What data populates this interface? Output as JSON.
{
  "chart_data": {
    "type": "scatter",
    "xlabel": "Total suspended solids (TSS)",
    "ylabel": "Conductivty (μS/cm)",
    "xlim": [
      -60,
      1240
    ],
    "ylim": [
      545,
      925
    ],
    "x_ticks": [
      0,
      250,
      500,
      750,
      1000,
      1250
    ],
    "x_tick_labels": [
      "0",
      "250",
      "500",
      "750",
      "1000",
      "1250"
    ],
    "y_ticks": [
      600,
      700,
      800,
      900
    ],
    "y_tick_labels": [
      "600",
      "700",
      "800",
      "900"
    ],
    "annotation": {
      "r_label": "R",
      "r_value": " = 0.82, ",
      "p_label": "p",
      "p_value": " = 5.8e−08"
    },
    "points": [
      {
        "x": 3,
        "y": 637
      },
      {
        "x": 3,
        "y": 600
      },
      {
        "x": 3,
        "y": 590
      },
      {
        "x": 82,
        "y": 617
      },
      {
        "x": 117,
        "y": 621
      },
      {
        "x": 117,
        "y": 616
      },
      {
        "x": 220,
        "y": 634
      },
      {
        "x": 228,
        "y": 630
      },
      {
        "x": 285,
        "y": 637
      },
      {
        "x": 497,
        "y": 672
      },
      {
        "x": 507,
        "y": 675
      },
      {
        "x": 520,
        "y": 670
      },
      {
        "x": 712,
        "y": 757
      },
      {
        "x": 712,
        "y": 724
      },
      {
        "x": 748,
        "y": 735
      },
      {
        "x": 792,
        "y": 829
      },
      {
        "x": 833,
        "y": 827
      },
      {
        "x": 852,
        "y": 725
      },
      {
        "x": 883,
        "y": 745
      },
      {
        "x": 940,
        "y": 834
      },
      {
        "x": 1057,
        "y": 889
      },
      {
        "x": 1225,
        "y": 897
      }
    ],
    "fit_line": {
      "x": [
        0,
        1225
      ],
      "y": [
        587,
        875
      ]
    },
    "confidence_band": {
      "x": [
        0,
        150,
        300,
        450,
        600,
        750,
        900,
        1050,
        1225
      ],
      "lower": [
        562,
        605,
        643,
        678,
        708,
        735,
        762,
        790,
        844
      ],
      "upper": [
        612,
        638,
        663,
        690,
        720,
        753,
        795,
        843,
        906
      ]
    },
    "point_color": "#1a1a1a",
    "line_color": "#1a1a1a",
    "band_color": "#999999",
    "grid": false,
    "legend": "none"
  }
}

☆ ☆ ☆ ☆

• [Task to carry out]
Each line of the material should be duplicated exactly, please.

• [Expected answer]
What data populates this interface? Output as JSON.
{
  "chart_data": {
    "type": "scatter",
    "xlabel": "Total suspended solids (TSS)",
    "ylabel": "Conductivty (μS/cm)",
    "xlim": [
      -60,
      1240
    ],
    "ylim": [
      545,
      925
    ],
    "x_ticks": [
      0,
      250,
      500,
      750,
      1000,
      1250
    ],
    "x_tick_labels": [
      "0",
      "250",
      "500",
      "750",
      "1000",
      "1250"
    ],
    "y_ticks": [
      600,
      700,
      800,
      900
    ],
    "y_tick_labels": [
      "600",
      "700",
      "800",
      "900"
    ],
    "annotation": {
      "r_label": "R",
      "r_value": " = 0.82, ",
      "p_label": "p",
      "p_value": " = 5.8e−08"
    },
    "points": [
      {
        "x": 3,
        "y": 637
      },
      {
        "x": 3,
        "y": 600
      },
      {
        "x": 3,
        "y": 590
      },
      {
        "x": 82,
        "y": 617
      },
      {
        "x": 117,
        "y": 621
      },
      {
        "x": 117,
        "y": 616
      },
      {
        "x": 220,
        "y": 634
      },
      {
        "x": 228,
        "y": 630
      },
      {
        "x": 285,
        "y": 637
      },
      {
        "x": 497,
        "y": 672
      },
      {
        "x": 507,
        "y": 675
      },
      {
        "x": 520,
        "y": 670
      },
      {
        "x": 712,
        "y": 757
      },
      {
        "x": 712,
        "y": 724
      },
      {
        "x": 748,
        "y": 735
      },
      {
        "x": 792,
        "y": 829
      },
      {
        "x": 833,
        "y": 827
      },
      {
        "x": 852,
        "y": 725
      },
      {
        "x": 883,
        "y": 745
      },
      {
        "x": 940,
        "y": 834
      },
      {
        "x": 1057,
        "y": 889
      },
      {
        "x": 1225,
        "y": 897
      }
    ],
    "fit_line": {
      "x": [
        0,
        1225
      ],
      "y": [
        587,
        875
      ]
    },
    "confidence_band": {
      "x": [
        0,
        150,
        300,
        450,
        600,
        750,
        900,
        1050,
        1225
      ],
      "lower": [
        562,
        605,
        643,
        678,
        708,
        735,
        762,
        790,
        844
      ],
      "upper": [
        612,
        638,
        663,
        690,
        720,
        753,
        795,
        843,
        906
      ]
    },
    "point_color": "#1a1a1a",
    "line_color": "#1a1a1a",
    "band_color": "#999999",
    "grid": false,
    "legend": "none"
  }
}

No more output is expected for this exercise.